Determine which lines contain the word "this", then copy those lines.

# # #

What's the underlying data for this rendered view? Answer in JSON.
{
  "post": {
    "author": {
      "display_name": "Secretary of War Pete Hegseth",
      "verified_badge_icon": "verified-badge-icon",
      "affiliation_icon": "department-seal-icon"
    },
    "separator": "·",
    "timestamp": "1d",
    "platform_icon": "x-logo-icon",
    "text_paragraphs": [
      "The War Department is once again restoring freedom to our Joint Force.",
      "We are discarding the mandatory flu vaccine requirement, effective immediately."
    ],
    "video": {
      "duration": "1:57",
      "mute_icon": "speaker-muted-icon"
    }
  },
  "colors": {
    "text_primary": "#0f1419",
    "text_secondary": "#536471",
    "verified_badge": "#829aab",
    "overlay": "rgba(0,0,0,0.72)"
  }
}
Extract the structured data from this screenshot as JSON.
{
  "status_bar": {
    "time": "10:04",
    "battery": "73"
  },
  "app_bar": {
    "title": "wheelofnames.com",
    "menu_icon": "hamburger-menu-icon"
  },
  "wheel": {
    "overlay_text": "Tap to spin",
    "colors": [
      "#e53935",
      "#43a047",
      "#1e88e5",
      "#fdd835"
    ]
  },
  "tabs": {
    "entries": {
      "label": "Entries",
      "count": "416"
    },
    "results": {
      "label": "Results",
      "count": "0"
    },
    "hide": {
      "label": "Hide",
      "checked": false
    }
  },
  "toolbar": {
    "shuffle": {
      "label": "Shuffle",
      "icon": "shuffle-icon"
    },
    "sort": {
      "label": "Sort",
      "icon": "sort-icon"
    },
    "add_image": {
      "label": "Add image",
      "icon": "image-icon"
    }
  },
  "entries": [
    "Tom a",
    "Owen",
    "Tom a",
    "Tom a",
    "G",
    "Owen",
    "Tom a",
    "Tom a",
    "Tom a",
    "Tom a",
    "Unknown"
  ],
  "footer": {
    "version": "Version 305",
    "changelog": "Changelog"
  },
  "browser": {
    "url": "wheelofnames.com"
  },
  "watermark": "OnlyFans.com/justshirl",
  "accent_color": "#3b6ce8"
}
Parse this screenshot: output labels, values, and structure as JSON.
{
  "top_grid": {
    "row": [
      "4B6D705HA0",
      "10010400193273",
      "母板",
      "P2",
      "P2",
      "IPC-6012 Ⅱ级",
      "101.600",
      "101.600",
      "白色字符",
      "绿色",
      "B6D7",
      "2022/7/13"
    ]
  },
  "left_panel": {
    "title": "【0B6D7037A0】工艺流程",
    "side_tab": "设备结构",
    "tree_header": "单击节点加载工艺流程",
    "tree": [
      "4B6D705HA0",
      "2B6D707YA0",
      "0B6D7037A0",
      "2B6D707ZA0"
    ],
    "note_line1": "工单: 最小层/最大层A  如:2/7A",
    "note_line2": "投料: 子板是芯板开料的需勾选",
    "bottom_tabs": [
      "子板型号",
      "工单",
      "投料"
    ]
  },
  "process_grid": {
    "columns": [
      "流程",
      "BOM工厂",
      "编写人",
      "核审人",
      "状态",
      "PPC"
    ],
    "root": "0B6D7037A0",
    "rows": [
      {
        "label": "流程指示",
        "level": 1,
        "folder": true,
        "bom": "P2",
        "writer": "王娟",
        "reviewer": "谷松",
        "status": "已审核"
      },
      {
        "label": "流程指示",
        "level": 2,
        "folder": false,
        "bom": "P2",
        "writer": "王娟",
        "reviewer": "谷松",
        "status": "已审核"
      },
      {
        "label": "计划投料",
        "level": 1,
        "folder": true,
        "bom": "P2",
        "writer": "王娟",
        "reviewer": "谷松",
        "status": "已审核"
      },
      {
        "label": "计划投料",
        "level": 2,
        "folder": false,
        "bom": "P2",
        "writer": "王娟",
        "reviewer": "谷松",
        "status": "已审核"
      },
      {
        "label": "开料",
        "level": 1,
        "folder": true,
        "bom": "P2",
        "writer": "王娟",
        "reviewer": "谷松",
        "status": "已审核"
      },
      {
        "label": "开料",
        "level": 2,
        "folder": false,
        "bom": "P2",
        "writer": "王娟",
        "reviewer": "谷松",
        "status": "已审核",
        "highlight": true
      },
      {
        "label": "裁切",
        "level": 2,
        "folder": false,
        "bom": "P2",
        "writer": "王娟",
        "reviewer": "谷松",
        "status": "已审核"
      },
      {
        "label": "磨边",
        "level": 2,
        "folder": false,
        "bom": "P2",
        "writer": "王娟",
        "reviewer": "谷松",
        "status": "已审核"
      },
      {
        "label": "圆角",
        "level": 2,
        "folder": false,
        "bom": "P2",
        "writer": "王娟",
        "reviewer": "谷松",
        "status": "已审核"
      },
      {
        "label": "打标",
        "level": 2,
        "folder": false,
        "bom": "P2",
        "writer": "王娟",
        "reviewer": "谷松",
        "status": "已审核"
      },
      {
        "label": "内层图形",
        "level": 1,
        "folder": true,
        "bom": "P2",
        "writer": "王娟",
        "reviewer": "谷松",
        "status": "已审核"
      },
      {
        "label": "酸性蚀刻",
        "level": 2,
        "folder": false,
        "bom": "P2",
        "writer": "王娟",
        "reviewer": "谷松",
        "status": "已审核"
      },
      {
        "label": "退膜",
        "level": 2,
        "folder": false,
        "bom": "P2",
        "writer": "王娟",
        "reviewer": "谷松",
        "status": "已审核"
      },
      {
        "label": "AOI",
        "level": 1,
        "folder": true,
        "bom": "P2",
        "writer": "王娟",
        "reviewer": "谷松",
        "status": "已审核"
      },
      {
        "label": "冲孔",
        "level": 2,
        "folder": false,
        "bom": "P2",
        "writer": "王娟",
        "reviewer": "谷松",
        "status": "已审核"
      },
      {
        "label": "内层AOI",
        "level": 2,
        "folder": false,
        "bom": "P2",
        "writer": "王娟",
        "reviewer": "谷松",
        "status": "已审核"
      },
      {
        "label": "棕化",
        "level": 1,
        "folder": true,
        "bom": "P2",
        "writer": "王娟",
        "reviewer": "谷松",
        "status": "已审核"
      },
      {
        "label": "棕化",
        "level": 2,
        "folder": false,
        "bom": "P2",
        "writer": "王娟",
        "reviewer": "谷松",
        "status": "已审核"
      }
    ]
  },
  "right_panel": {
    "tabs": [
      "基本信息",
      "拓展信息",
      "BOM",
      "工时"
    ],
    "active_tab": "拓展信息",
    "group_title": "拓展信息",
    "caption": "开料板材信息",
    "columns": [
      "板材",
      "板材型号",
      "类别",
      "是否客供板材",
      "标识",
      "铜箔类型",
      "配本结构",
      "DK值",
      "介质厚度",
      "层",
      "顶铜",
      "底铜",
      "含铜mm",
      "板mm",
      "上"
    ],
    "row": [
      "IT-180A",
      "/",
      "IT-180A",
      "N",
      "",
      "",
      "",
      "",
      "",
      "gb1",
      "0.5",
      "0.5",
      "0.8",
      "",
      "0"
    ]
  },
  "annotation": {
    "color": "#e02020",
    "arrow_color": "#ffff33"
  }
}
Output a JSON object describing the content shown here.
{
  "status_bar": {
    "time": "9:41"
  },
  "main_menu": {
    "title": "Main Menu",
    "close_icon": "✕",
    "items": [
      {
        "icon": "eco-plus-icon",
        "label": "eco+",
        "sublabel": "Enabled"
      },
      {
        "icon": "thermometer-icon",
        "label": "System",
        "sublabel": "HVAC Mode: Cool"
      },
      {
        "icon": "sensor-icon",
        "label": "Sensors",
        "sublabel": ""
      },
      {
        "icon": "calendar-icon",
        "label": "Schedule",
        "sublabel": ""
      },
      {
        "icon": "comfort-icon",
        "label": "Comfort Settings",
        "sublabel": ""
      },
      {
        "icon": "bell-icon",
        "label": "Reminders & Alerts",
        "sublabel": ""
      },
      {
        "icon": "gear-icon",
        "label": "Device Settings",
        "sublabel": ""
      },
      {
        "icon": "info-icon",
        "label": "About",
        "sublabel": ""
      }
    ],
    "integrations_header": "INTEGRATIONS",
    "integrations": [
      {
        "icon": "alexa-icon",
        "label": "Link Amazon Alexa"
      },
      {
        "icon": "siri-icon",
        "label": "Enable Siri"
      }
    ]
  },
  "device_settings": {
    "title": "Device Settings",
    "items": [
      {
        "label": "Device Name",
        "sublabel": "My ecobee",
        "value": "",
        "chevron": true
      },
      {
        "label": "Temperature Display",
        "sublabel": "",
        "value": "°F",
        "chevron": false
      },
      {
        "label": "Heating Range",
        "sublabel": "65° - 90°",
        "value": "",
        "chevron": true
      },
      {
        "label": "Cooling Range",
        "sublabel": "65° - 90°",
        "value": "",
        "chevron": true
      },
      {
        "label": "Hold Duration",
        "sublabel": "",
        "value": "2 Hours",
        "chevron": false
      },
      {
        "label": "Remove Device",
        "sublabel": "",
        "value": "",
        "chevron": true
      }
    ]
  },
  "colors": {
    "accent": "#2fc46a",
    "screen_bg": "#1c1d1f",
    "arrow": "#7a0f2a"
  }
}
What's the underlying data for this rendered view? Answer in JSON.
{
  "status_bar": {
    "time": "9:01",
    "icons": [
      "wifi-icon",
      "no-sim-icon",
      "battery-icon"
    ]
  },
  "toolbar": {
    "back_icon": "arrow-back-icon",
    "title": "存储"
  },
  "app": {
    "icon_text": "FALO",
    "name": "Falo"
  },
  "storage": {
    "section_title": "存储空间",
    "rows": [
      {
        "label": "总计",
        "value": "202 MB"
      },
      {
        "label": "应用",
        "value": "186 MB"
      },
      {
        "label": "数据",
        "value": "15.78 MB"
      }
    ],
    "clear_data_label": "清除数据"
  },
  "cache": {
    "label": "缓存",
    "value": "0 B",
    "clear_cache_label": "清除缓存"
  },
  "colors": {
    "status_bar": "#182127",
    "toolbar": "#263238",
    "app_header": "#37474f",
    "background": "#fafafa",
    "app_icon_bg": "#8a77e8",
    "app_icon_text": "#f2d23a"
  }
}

# # #

**RESULT OF THE TASK**
What's the underlying data for this rendered view? Answer in JSON.
Extract the structured data from this screenshot as JSON.
Parse this screenshot: output labels, values, and structure as JSON.
What's the underlying data for this rendered view? Answer in JSON.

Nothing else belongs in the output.